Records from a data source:
"""

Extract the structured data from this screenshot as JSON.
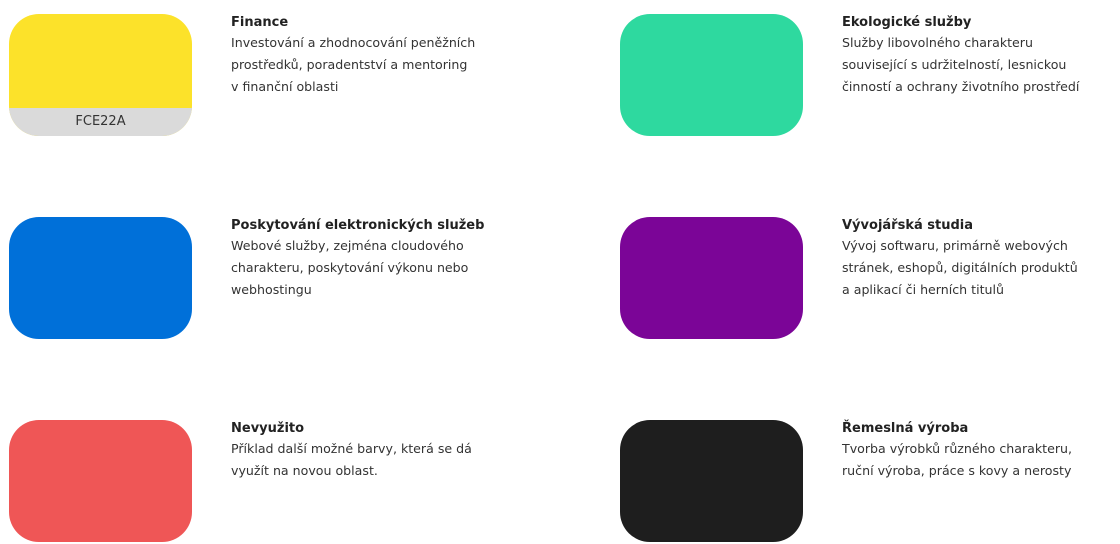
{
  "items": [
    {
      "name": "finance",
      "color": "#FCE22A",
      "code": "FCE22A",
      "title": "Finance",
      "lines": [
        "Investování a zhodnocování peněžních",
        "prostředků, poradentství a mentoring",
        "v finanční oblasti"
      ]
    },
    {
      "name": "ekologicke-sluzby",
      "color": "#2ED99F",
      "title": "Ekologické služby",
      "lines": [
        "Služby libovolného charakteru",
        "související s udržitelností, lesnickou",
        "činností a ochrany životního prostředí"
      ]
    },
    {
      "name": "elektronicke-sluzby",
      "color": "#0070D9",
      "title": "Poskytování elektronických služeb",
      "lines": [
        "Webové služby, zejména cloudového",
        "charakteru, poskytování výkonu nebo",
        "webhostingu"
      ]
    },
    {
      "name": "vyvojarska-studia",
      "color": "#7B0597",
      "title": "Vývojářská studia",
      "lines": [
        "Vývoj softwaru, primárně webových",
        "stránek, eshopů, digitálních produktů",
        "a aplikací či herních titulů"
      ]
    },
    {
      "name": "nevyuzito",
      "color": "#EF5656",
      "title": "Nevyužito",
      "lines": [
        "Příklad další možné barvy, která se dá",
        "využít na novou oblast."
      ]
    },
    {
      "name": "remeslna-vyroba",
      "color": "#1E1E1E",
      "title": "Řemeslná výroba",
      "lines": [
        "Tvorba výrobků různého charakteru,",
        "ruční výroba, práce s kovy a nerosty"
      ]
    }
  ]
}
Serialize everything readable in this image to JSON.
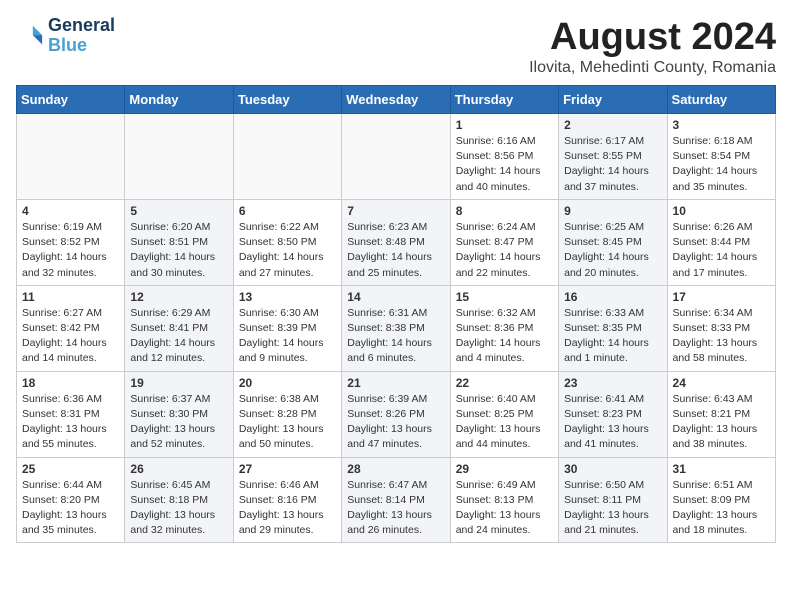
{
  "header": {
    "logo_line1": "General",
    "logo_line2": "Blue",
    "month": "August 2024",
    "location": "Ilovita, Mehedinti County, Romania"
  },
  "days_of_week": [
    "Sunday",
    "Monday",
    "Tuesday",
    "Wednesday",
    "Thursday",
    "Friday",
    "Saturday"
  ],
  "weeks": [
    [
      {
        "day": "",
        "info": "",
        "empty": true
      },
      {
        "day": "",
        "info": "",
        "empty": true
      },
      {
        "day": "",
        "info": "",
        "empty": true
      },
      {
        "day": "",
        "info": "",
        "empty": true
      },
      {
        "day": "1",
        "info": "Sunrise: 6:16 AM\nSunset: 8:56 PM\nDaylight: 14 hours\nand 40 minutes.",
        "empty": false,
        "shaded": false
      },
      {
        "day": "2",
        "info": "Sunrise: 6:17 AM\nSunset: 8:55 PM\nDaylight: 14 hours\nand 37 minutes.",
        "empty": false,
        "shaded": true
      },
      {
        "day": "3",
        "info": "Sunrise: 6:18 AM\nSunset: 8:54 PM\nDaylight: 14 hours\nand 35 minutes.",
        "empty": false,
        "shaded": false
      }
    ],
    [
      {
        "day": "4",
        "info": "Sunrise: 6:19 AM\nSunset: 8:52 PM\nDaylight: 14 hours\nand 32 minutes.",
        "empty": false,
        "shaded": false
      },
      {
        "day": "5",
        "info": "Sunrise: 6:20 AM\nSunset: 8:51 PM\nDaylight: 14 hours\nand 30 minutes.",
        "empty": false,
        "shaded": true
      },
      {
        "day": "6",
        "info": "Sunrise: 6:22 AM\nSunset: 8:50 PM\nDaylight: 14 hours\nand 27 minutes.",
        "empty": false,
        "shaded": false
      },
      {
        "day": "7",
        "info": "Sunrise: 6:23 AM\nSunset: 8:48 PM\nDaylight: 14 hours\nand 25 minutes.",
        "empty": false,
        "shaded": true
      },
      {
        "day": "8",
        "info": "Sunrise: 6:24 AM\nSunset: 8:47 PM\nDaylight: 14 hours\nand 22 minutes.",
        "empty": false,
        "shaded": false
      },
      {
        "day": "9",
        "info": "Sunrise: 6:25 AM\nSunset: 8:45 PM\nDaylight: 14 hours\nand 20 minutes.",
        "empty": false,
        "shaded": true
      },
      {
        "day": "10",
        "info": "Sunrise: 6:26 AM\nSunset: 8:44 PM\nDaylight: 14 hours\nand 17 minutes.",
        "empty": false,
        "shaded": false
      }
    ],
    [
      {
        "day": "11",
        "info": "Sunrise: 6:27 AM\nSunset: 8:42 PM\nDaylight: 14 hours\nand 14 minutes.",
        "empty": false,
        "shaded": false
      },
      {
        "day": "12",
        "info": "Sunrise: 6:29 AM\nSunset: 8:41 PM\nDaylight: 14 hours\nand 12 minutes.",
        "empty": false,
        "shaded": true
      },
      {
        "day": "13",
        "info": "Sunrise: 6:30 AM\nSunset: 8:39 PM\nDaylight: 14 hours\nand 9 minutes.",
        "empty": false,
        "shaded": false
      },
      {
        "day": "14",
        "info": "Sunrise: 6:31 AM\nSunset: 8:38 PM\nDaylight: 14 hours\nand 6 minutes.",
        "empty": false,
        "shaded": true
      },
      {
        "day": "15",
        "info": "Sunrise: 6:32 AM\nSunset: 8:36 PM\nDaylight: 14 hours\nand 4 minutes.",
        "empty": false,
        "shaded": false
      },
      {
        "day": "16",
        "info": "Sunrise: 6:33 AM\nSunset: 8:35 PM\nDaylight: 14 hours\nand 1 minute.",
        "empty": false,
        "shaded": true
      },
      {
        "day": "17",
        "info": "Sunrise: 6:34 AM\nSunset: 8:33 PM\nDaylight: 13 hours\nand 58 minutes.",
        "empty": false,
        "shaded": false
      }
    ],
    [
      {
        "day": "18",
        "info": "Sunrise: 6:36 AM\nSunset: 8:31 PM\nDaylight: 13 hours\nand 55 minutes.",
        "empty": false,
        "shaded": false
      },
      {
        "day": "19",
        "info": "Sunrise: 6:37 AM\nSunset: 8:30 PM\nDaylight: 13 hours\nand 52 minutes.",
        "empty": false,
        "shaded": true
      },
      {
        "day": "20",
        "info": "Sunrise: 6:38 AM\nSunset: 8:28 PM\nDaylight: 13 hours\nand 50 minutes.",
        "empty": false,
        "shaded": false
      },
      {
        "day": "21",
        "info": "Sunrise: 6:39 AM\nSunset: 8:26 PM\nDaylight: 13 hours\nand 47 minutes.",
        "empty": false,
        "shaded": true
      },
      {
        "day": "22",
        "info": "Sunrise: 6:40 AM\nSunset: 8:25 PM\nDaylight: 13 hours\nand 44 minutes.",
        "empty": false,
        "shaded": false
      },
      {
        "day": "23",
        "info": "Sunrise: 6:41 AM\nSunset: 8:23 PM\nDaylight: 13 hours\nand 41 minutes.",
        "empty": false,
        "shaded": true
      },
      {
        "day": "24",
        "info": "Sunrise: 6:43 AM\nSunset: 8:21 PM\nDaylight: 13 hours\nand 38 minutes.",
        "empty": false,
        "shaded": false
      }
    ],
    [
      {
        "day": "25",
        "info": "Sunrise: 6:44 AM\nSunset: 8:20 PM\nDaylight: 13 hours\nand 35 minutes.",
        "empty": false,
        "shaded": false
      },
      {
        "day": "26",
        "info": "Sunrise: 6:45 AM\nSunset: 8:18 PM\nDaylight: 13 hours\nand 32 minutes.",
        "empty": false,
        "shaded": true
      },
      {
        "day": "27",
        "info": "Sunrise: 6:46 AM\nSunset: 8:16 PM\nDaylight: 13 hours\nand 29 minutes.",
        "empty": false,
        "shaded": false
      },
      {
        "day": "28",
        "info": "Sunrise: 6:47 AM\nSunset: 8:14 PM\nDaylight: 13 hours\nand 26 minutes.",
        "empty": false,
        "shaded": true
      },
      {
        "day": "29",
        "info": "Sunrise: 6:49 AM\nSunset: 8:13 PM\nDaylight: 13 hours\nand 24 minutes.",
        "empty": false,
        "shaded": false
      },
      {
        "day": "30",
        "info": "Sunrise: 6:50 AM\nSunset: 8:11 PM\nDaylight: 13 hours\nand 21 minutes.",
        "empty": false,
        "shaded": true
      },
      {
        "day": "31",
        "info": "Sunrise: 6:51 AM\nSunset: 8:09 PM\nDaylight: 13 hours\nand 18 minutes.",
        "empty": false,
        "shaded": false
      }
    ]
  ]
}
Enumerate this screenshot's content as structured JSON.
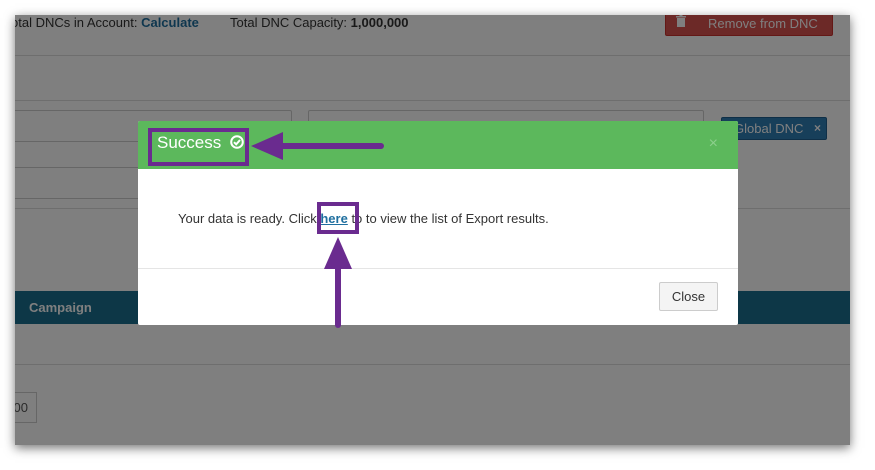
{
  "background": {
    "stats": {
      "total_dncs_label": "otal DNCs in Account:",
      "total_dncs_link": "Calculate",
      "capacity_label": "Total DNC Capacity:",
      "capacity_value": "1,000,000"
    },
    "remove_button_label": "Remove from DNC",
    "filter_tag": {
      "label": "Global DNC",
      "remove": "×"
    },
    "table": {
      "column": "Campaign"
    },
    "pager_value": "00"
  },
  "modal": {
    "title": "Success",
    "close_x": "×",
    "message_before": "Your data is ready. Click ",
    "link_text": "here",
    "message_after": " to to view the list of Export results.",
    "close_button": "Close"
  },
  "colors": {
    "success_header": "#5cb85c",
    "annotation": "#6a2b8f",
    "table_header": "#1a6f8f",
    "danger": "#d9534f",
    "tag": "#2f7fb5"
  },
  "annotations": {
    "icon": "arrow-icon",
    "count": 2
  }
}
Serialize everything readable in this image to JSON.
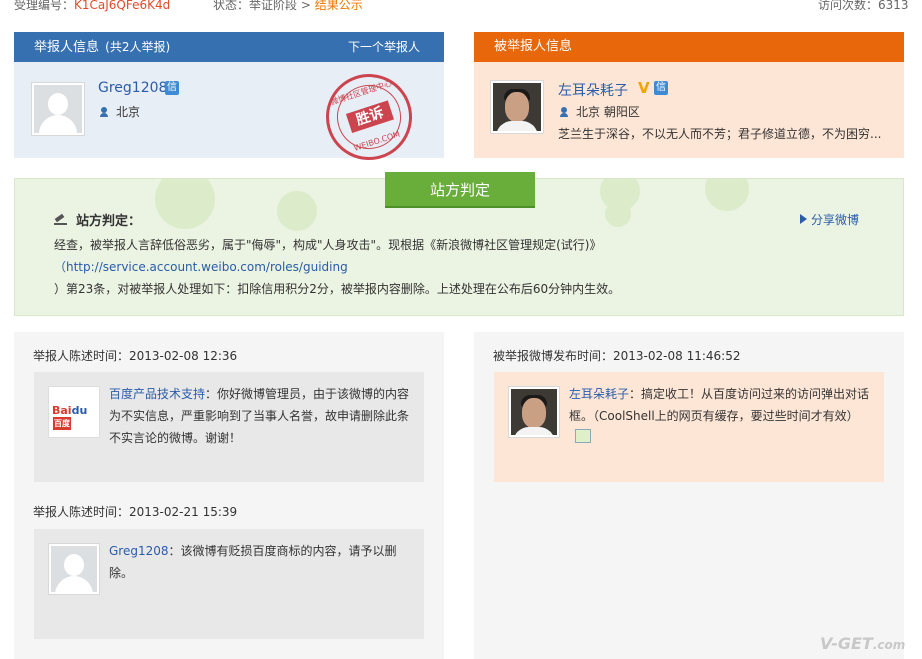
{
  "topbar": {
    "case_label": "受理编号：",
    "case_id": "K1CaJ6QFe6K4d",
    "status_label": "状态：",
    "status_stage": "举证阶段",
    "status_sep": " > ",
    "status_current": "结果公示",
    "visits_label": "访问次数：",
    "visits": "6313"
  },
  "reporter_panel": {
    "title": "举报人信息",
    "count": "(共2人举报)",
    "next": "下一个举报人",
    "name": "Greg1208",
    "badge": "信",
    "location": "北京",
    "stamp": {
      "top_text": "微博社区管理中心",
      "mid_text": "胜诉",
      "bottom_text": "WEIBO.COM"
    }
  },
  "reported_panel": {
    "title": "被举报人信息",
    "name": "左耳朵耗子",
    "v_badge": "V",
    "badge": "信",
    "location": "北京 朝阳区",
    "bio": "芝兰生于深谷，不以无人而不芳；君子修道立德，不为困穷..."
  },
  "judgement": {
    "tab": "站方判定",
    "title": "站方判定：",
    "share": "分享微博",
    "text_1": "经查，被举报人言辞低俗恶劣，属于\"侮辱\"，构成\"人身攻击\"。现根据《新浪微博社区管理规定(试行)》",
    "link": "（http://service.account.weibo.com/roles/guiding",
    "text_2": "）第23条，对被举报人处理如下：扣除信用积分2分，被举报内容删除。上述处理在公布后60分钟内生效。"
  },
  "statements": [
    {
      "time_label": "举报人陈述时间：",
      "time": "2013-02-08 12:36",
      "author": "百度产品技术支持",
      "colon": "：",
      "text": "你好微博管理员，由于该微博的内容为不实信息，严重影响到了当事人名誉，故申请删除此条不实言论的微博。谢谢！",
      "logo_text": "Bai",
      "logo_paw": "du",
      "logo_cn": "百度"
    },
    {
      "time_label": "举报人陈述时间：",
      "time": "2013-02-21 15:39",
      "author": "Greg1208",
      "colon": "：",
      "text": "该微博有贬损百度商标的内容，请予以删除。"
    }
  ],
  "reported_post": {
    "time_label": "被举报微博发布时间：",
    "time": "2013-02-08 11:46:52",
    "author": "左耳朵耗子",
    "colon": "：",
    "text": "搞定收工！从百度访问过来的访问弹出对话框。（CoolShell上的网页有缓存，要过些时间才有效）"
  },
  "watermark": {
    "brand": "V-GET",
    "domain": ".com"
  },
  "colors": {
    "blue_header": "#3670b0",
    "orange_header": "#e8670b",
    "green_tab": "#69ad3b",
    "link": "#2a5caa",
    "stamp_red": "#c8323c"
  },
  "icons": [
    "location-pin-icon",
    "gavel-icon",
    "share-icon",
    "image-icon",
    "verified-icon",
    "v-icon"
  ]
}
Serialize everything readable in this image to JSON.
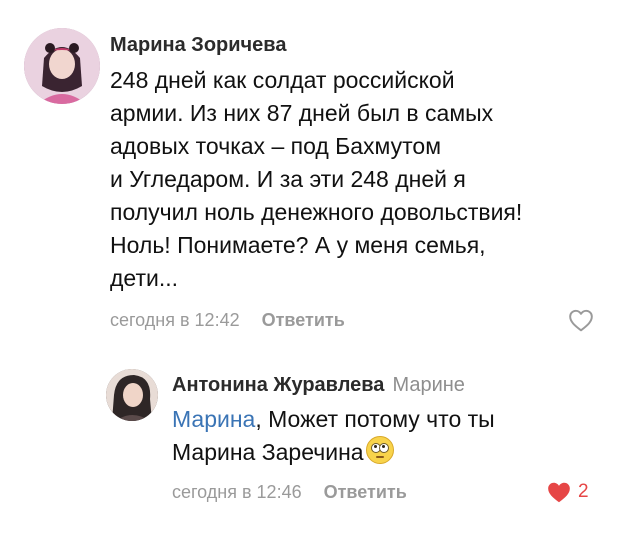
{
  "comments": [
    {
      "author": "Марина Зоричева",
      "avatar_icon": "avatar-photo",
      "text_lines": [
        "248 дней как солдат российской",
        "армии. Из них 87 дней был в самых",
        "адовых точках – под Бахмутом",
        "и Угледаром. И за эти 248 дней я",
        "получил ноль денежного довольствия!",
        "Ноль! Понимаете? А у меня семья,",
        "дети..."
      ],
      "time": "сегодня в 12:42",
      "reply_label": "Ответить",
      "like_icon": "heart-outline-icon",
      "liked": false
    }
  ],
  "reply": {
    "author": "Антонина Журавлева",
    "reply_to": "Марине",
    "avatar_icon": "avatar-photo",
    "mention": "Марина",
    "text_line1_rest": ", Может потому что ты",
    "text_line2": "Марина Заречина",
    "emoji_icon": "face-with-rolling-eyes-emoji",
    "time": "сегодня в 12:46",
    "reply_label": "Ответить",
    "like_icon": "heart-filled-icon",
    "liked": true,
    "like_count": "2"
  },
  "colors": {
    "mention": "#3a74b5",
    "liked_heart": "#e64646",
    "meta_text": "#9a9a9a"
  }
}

"""

Exercise: Only lines with the string "structured" belong in your answer; copy each one.

The solution:
Extract the structured data from this screenshot as JSON.
Enumerate this screenshot's content as structured JSON.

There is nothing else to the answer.